**Records to process:**
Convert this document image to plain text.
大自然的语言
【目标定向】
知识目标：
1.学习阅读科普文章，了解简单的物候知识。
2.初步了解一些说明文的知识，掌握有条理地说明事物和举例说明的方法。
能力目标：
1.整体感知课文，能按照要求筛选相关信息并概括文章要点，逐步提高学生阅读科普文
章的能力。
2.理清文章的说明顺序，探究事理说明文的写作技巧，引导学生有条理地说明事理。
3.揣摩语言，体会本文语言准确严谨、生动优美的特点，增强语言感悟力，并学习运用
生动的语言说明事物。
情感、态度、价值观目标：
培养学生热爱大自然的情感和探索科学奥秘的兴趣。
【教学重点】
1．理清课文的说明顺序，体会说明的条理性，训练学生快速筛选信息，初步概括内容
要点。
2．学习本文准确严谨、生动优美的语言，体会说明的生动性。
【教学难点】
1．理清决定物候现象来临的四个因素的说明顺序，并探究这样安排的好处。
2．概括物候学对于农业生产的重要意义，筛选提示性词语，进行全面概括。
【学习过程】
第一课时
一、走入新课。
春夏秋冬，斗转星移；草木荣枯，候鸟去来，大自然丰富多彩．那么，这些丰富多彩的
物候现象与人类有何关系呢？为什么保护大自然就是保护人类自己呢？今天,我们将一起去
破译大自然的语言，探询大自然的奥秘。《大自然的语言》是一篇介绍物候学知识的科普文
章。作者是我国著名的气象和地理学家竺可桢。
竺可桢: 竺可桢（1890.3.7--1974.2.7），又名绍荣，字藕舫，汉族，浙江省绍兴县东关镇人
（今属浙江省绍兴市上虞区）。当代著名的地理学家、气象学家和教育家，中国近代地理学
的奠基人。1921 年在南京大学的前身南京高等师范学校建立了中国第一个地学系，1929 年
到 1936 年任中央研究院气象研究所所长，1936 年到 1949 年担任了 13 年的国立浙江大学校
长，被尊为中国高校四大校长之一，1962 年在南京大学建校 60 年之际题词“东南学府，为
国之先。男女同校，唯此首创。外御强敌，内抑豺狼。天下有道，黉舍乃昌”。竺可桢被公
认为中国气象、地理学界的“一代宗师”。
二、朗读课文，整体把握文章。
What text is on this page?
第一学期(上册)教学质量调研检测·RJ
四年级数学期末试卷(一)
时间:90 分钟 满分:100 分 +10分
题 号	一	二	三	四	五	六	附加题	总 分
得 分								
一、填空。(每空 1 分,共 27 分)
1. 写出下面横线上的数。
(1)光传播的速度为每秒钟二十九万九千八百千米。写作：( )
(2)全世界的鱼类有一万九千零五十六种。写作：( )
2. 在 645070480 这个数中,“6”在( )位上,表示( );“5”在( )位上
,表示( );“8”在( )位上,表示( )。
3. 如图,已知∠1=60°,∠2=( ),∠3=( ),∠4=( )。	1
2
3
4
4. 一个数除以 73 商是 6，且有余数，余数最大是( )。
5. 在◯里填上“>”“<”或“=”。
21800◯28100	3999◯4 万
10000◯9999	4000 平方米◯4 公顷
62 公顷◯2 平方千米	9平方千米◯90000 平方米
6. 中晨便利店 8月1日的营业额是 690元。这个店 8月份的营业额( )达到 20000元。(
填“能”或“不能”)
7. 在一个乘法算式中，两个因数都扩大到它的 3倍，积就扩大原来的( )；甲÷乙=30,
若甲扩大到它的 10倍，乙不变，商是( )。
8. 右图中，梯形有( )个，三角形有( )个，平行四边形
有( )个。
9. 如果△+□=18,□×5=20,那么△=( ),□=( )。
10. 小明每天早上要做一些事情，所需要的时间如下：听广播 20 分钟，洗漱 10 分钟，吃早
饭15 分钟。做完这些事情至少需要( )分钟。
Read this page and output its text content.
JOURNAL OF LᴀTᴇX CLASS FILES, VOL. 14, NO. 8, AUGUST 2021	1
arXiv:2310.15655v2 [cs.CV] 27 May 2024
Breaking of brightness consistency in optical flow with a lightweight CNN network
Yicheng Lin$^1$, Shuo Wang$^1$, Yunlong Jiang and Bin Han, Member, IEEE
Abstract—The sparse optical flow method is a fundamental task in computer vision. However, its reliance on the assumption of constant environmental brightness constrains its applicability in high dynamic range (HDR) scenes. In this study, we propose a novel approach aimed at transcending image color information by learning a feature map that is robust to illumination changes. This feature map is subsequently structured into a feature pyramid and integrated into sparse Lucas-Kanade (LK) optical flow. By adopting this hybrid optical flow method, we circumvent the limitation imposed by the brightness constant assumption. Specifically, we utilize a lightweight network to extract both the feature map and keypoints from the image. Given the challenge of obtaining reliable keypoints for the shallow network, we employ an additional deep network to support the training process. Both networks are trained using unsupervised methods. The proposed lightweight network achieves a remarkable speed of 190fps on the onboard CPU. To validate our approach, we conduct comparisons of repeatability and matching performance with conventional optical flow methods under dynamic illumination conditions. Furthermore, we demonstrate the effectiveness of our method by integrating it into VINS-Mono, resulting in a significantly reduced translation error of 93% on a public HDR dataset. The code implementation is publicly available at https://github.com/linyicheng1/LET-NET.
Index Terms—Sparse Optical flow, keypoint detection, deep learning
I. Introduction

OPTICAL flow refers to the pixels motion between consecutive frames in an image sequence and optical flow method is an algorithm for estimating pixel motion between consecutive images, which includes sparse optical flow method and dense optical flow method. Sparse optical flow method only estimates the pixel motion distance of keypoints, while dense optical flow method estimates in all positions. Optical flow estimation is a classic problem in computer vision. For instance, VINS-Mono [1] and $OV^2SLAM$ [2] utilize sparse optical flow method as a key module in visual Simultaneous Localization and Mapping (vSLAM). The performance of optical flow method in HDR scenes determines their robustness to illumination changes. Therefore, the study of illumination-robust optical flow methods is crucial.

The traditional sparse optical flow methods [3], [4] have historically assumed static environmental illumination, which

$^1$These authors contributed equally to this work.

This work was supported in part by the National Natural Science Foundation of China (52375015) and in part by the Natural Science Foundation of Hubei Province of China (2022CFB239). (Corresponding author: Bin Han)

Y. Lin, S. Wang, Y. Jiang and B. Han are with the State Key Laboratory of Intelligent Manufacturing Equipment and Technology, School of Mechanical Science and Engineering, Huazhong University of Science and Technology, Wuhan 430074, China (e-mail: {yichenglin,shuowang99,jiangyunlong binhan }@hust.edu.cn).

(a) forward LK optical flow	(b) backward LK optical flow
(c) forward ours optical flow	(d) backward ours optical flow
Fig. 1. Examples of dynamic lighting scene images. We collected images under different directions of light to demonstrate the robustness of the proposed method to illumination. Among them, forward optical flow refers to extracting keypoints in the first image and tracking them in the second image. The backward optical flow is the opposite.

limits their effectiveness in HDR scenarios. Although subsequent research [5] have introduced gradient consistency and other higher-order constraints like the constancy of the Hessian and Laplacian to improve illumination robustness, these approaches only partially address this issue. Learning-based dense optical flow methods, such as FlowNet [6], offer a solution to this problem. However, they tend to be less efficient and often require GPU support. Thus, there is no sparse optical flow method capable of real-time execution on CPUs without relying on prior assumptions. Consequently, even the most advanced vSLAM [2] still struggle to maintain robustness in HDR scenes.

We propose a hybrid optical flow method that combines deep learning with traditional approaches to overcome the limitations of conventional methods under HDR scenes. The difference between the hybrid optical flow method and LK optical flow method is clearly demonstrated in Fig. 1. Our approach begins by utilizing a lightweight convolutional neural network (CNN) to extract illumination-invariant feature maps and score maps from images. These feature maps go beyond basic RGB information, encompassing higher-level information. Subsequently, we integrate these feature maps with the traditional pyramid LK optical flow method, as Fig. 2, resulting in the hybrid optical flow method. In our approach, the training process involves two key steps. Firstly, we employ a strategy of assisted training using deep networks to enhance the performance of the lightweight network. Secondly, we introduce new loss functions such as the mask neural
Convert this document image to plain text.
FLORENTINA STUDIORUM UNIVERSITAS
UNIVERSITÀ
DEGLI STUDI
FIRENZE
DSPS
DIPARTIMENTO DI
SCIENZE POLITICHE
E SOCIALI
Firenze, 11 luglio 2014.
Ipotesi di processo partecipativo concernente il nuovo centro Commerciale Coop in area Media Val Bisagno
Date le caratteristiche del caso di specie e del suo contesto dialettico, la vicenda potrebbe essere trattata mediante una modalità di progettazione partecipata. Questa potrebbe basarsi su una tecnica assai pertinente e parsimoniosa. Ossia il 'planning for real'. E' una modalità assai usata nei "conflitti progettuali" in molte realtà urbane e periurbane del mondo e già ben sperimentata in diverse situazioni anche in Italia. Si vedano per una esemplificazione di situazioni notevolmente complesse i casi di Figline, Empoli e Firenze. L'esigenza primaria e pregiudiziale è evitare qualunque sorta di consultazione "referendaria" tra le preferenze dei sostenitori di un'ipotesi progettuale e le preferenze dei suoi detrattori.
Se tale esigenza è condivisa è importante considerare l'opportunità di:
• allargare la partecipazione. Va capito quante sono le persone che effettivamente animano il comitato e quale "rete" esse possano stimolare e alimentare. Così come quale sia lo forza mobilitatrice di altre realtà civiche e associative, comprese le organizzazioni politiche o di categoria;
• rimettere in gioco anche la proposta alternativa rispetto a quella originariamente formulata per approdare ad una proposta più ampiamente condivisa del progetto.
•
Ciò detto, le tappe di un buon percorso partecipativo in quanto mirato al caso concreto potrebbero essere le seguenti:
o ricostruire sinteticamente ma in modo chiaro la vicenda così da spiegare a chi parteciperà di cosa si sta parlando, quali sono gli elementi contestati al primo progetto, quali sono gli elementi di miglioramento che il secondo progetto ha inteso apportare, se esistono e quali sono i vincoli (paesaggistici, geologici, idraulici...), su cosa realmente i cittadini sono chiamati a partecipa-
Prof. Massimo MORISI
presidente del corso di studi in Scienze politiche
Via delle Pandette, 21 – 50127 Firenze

**Requirement:** Select the lines in this material that hold the word "have", leaving none out.

**In response:**
The traditional sparse optical flow methods [3], [4] have historically assumed static environmental illumination, which
limits their effectiveness in HDR scenarios. Although subsequent research [5] have introduced gradient consistency and other higher-order constraints like the constancy of the Hessian and Laplacian to improve illumination robustness, these approaches only partially address this issue. Learning-based dense optical flow methods, such as FlowNet [6], offer a solution to this problem. However, they tend to be less efficient and often require GPU support. Thus, there is no sparse optical flow method capable of real-time execution on CPUs without relying on prior assumptions. Consequently, even the most advanced vSLAM [2] still struggle to maintain robustness in HDR scenes.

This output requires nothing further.